Excerpts from a figure dataset
* * * * * * * * *
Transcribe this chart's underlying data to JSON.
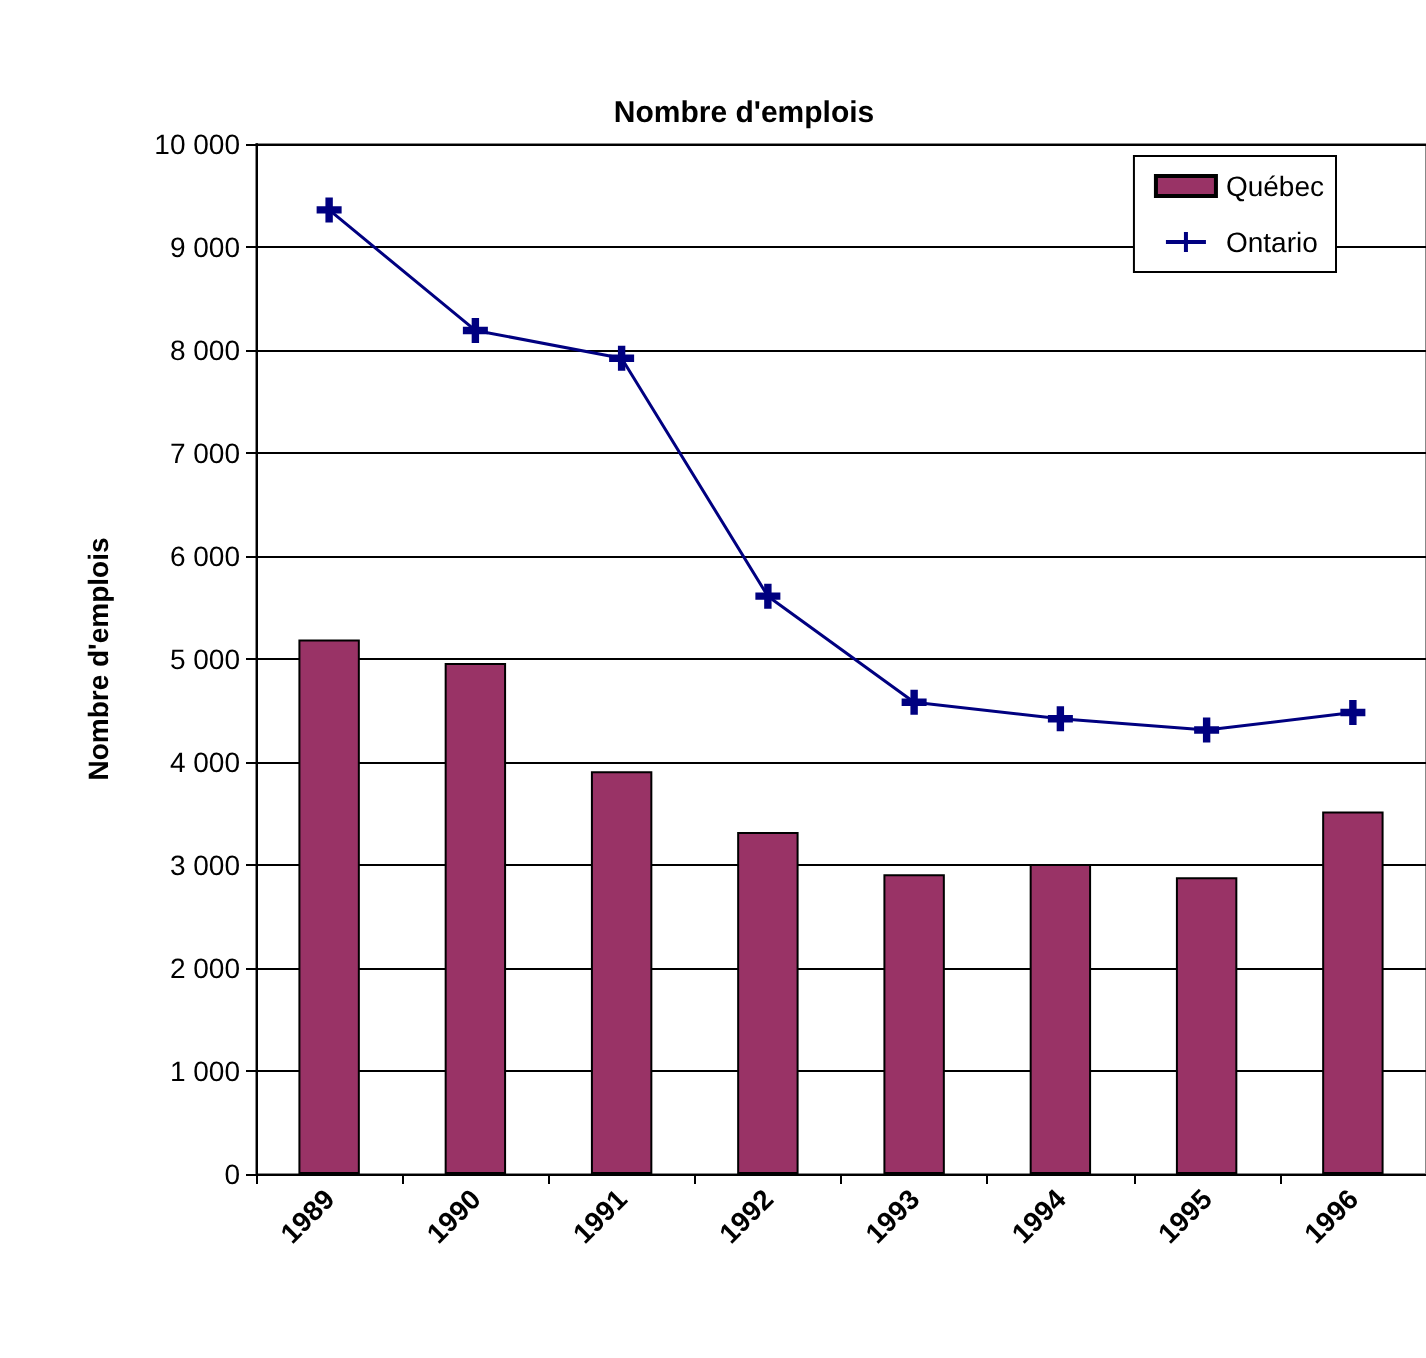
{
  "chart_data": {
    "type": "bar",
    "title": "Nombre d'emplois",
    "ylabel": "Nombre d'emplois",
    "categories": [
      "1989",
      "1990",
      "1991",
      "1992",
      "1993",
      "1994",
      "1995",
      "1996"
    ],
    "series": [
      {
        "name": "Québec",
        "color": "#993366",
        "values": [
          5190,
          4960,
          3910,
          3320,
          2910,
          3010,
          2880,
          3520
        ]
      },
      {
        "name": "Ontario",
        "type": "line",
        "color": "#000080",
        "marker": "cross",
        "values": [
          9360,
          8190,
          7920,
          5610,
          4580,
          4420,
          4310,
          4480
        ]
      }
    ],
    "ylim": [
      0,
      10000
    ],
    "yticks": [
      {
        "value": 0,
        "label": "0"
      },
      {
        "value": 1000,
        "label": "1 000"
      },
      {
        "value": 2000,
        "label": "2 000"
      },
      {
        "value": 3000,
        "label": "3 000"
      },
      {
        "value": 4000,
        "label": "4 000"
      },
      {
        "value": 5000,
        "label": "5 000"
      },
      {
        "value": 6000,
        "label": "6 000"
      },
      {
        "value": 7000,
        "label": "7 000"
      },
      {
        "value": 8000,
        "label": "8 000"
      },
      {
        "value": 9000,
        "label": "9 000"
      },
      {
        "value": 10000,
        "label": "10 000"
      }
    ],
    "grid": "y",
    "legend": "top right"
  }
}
* * * * * * * * *
* To be done *
Extract every line of the data exactly; pictures stay out.

* Solution for this exercise *
Transcribe this chart's underlying data to JSON.
{
  "chart_data": {
    "type": "bar",
    "title": "Nombre d'emplois",
    "ylabel": "Nombre d'emplois",
    "categories": [
      "1989",
      "1990",
      "1991",
      "1992",
      "1993",
      "1994",
      "1995",
      "1996"
    ],
    "series": [
      {
        "name": "Québec",
        "color": "#993366",
        "values": [
          5190,
          4960,
          3910,
          3320,
          2910,
          3010,
          2880,
          3520
        ]
      },
      {
        "name": "Ontario",
        "type": "line",
        "color": "#000080",
        "marker": "cross",
        "values": [
          9360,
          8190,
          7920,
          5610,
          4580,
          4420,
          4310,
          4480
        ]
      }
    ],
    "ylim": [
      0,
      10000
    ],
    "yticks": [
      {
        "value": 0,
        "label": "0"
      },
      {
        "value": 1000,
        "label": "1 000"
      },
      {
        "value": 2000,
        "label": "2 000"
      },
      {
        "value": 3000,
        "label": "3 000"
      },
      {
        "value": 4000,
        "label": "4 000"
      },
      {
        "value": 5000,
        "label": "5 000"
      },
      {
        "value": 6000,
        "label": "6 000"
      },
      {
        "value": 7000,
        "label": "7 000"
      },
      {
        "value": 8000,
        "label": "8 000"
      },
      {
        "value": 9000,
        "label": "9 000"
      },
      {
        "value": 10000,
        "label": "10 000"
      }
    ],
    "grid": "y",
    "legend": "top right"
  }
}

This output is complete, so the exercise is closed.